AUFGABENSTELLUNG -
• A. Stimmen die folgenden Aussagen mit der Albumkritik unten überein? (i) Der Klargesang stammt von Sam Barnard. (ii) Die Band WARS kommt aus den USA. (iii) Für gelegentliches Hören wird das Album besonders empfohlen. Beantworte jede Aussage mit Ja oder Nein und belege sie mit den entscheidenden Worten des Textes als wörtlichem Zitat.
• B. Schreibe die Albumkritik zu WARS im Anschluss an ihren letzten Satz weiter.

WARS aus England haben eine steile Karrierekurve hinter- und potentiell vor sich: Nach einer EP, der eine Reihe positiver Reaktionen beschert war, ließ man sich von einem der vielen Krakenarme von Universal an die Hand nehmen. Nun steht die erste LP in den Läden, mit schickem Cover und schicken Musikvideos und allem.
Wer bei dem Begriff „Post-Hardcore“ an die eher atmosphärisch-ziselierte Ausrichtung der Emo-Amis aus dem The-Wave-Umfeld (LA DISPUTE, PIANOS BECOME TEETH, TOUCHÉ AMORÉ, …) denkt, wird mit „We Are Islands, After All“ wohl zumindest eine Überraschung, wenn nicht gar Enttäuschung erleben. Die Standard-Schablone der Briten sieht in etwa so aus: (Primitives) Metalcore-Riffing mit Rob Vicars' starkem Schreigesang + (pürierte) Emotionen, in mainstream-rockige Refrains verpackt mit nicht ganz so überzeugendem Klargesang von Sam Barnard.
Das mag sich nun auf den ersten Blick nicht sonderlich schmeichelhaft anhören, fast wider Willen muss man dem Album aber eine Sog- oder Klebewirkung zusprechen: Eine ohrwurmige Mischung aus zugänglicher Aggressivität und Hooks, die beinahe allesamt insofern höchst gelungen sind, dass sie wie eine kühle Cola an einem heißen Tag die Kehle hinunterlaufen – eigentlich ist das Zeug eine ungesunde Zuckersuppe, das nächste Klo ist 20 Kilometer Stop-and-go entfernt, der Durst wird auf Lange Sicht eher schlimmer als gelöscht, aber: Ahhh!
Gerade für gelegentliches- oder Nebenbei-Hören empfiehlt sich das Album somit wärmstens, auch dem ein oder anderen aufmerksam belauschten Durchlauf hält die gute Laune noch Stand: Früher oder später drängt sich leider der Eindruck einer gewissen Substanzlosigkeit auf.
So sind WARS zwar durch die Bank eingängige und mitreißende Songs gelungen (v.a. „That By Discord, Things Increase“, „Sciamachy Scenes“, „Hailing Distance“), es fällt aber schwer, auch nur einen davon, als wirklich „gut“ zu bezeichnen: Zu sehr hängt die Band am Strophe-Refrain-Schema, zu absehbar folgt auf die Aggression die Hook, manchmal ein Breakdown. Zu oft verlegt man sich auf zwar wirkungsvolle, aber nicht wirklich beeindruckende Standard- oder Single-Note-Riffs. Anstatt von der emotionalen Wucht des Schreis Gebrauch zu machen, ertränkt man sich im Klargesang, zieht sich in die erprobte Komfortzone zurück.

BEREITGESTELLTES MATERIAL -

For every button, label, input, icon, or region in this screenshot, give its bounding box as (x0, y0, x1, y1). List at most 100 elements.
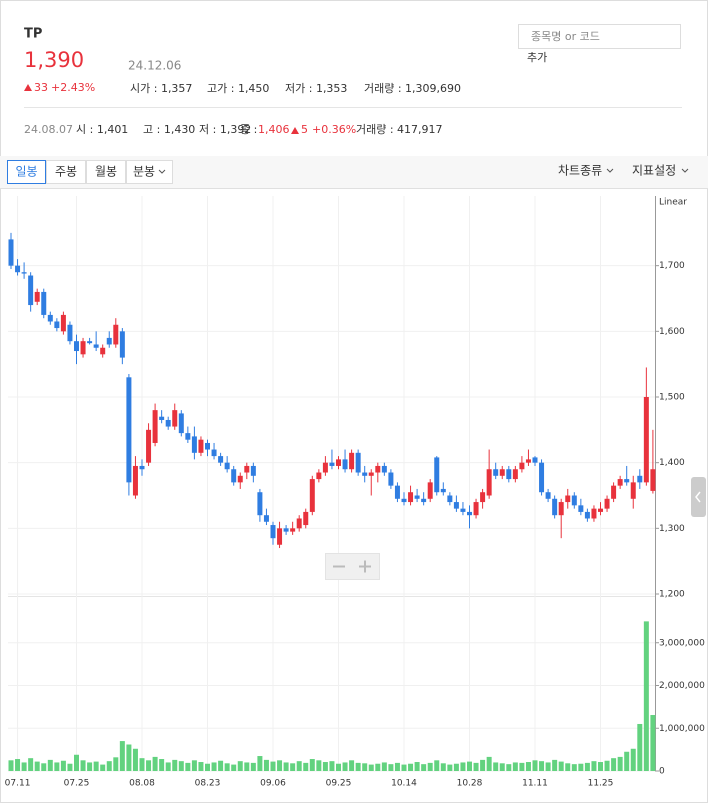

LÖSUNGEN -
• A.
(i) Ja: „mit nicht ganz so überzeugendem Klargesang von Sam Barnard“
(ii) Nein: „WARS aus England“
(iii) Ja: „Gerade für gelegentliches- oder Nebenbei-Hören empfiehlt sich das Album somit wärmstens“

• B.
Der Vollständigkeit halber muss gesagt werden, dass man ein einziges Mal den Klargesang Klargesang sein lässt: „Hills And Boulders“ ist aber wie zum Ausgleich derart unbefriedigend instrumentiert und inszeniert, dass die erhoffte Spannungsentladung wiederum zu einem großen Teil verpufft.
Zuletzt wird aber doch noch alles anders: „Charcoal Days“ beschließt das Album als ruhiger Epilog, getragen und – je nach Standpunkt – ein bisschen (zu) kitschig. Nach zehnminütiger Stille (Braucht man das?) gibt es noch ein gefühlvoll intoniertes Gedicht zu erhebender langsamer Gitarrenbegleitung – was man WARS sicher nicht unterstellen kann, ist, ihre Kunst nicht ernstzunehmen oder sich keine Mühe zu geben. Nur in den von ihnen gewählten Mitteln bleibt noch ein wenig zu viel stecken, um das Album zu einem rundum gelungenen zu machen.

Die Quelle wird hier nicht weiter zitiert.